Stated exercise: Quote each of the following entries verbatim, line by line, without altering any character.

Data records:
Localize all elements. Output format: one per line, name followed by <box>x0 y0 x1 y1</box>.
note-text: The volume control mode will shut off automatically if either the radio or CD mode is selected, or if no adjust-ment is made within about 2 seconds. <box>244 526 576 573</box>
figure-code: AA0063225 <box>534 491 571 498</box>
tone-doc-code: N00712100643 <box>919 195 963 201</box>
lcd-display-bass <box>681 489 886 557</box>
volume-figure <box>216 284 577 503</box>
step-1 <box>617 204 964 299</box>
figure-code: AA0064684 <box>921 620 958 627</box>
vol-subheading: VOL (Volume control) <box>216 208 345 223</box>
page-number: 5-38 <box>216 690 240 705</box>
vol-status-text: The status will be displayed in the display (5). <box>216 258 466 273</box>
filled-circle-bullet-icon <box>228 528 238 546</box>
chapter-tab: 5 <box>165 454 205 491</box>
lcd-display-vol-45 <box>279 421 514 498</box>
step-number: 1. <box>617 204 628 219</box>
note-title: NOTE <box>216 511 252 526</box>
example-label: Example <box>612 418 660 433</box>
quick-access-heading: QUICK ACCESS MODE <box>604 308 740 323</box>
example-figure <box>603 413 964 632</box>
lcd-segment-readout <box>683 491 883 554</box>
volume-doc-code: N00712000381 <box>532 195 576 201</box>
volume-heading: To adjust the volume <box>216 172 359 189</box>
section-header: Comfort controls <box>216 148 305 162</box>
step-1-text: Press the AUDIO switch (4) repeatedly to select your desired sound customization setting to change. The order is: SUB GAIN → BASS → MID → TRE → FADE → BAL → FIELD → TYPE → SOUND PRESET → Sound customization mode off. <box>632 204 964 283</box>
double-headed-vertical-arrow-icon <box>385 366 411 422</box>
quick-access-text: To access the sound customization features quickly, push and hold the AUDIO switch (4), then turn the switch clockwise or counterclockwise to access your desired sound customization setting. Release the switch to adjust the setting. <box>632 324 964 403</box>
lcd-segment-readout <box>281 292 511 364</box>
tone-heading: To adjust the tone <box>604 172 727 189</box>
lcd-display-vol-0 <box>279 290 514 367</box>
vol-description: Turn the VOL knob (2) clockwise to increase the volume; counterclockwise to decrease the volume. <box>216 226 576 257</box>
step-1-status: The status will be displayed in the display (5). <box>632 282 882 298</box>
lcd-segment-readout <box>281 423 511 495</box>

Response:
Localize all elements. Output format: one per line, name followed by <box>x0 y0 x1 y1</box>.
note-text: The volume control mode will shut off automatically if either the radio or CD mode is selected, or if no adjust-ment is made within about 2 seconds. <box>244 526 576 573</box>
figure-code: AA0063225 <box>534 491 571 498</box>
tone-doc-code: N00712100643 <box>919 195 963 201</box>
lcd-display-bass <box>681 489 886 557</box>
volume-figure <box>216 284 577 503</box>
step-1 <box>617 204 964 299</box>
figure-code: AA0064684 <box>921 620 958 627</box>
vol-subheading: VOL (Volume control) <box>216 208 345 223</box>
page-number: 5-38 <box>216 690 240 705</box>
vol-status-text: The status will be displayed in the display (5). <box>216 258 466 273</box>
filled-circle-bullet-icon <box>228 528 238 546</box>
chapter-tab: 5 <box>165 454 205 491</box>
lcd-display-vol-45 <box>279 421 514 498</box>
step-number: 1. <box>617 204 628 219</box>
note-title: NOTE <box>216 511 252 526</box>
example-label: Example <box>612 418 660 433</box>
quick-access-heading: QUICK ACCESS MODE <box>604 308 740 323</box>
example-figure <box>603 413 964 632</box>
lcd-segment-readout <box>683 491 883 554</box>
volume-doc-code: N00712000381 <box>532 195 576 201</box>
volume-heading: To adjust the volume <box>216 172 359 189</box>
section-header: Comfort controls <box>216 148 305 162</box>
step-1-text: Press the AUDIO switch (4) repeatedly to select your desired sound customization setting to change. The order is: SUB GAIN → BASS → MID → TRE → FADE → BAL → FIELD → TYPE → SOUND PRESET → Sound customization mode off. <box>632 204 964 283</box>
double-headed-vertical-arrow-icon <box>385 366 411 422</box>
quick-access-text: To access the sound customization features quickly, push and hold the AUDIO switch (4), then turn the switch clockwise or counterclockwise to access your desired sound customization setting. Release the switch to adjust the setting. <box>632 324 964 403</box>
lcd-segment-readout <box>281 292 511 364</box>
tone-heading: To adjust the tone <box>604 172 727 189</box>
lcd-display-vol-0 <box>279 290 514 367</box>
vol-description: Turn the VOL knob (2) clockwise to increase the volume; counterclockwise to decrease the volume. <box>216 226 576 257</box>
step-1-status: The status will be displayed in the display (5). <box>632 282 882 298</box>
lcd-segment-readout <box>281 423 511 495</box>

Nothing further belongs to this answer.